RECORDS FOR THE EXERCISE:
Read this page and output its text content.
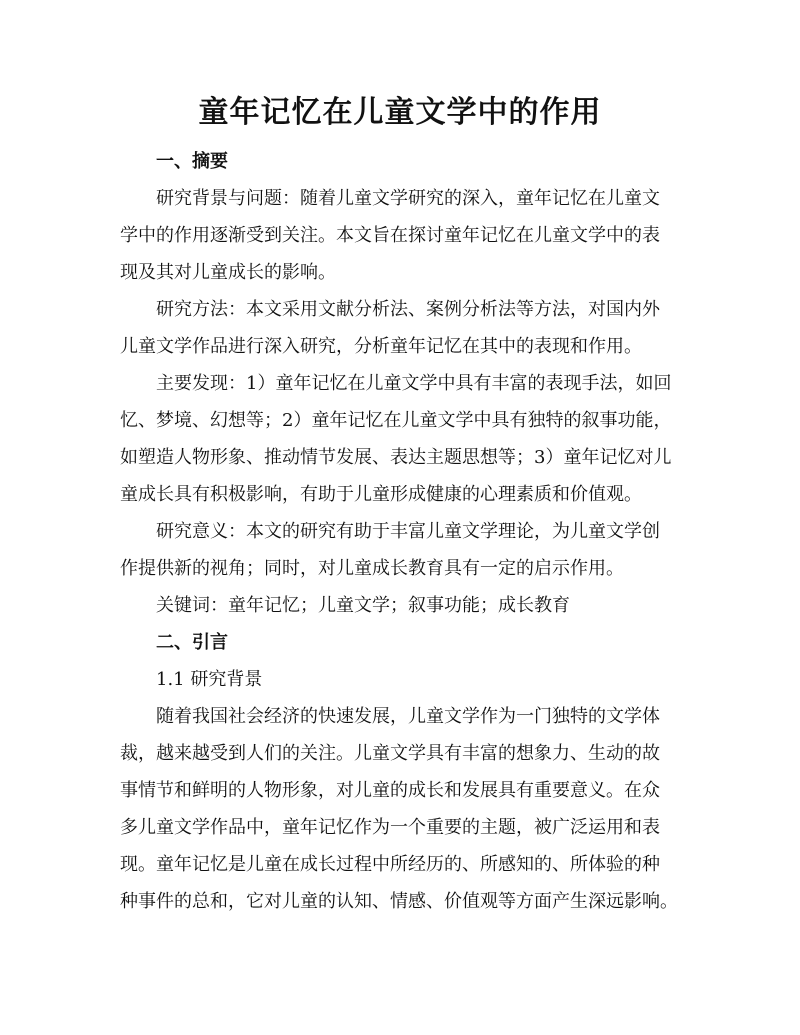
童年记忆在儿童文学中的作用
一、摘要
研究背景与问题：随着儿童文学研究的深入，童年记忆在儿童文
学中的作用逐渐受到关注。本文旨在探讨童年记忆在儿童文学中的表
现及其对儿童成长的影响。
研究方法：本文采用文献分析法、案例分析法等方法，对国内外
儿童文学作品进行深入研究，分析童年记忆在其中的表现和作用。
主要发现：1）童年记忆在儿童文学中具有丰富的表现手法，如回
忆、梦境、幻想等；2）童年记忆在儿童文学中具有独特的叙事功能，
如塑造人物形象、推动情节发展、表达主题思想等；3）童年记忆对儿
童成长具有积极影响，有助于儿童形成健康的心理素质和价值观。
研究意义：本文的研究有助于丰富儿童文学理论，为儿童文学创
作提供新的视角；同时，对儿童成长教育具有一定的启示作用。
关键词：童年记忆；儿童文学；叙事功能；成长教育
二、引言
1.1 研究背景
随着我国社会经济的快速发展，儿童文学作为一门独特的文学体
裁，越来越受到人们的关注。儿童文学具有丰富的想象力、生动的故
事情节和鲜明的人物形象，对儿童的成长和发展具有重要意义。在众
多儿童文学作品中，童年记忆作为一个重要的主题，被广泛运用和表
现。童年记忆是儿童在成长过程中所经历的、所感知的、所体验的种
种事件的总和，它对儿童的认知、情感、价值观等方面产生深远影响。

PROMPT:
Repeat the entries exactly and keep the pictures out of the copy.

FULL ANSWER:
Read this page and output its text content.
童年记忆在儿童文学中的作用
一、摘要
研究背景与问题：随着儿童文学研究的深入，童年记忆在儿童文
学中的作用逐渐受到关注。本文旨在探讨童年记忆在儿童文学中的表
现及其对儿童成长的影响。
研究方法：本文采用文献分析法、案例分析法等方法，对国内外
儿童文学作品进行深入研究，分析童年记忆在其中的表现和作用。
主要发现：1）童年记忆在儿童文学中具有丰富的表现手法，如回
忆、梦境、幻想等；2）童年记忆在儿童文学中具有独特的叙事功能，
如塑造人物形象、推动情节发展、表达主题思想等；3）童年记忆对儿
童成长具有积极影响，有助于儿童形成健康的心理素质和价值观。
研究意义：本文的研究有助于丰富儿童文学理论，为儿童文学创
作提供新的视角；同时，对儿童成长教育具有一定的启示作用。
关键词：童年记忆；儿童文学；叙事功能；成长教育
二、引言
1.1 研究背景
随着我国社会经济的快速发展，儿童文学作为一门独特的文学体
裁，越来越受到人们的关注。儿童文学具有丰富的想象力、生动的故
事情节和鲜明的人物形象，对儿童的成长和发展具有重要意义。在众
多儿童文学作品中，童年记忆作为一个重要的主题，被广泛运用和表
现。童年记忆是儿童在成长过程中所经历的、所感知的、所体验的种
种事件的总和，它对儿童的认知、情感、价值观等方面产生深远影响。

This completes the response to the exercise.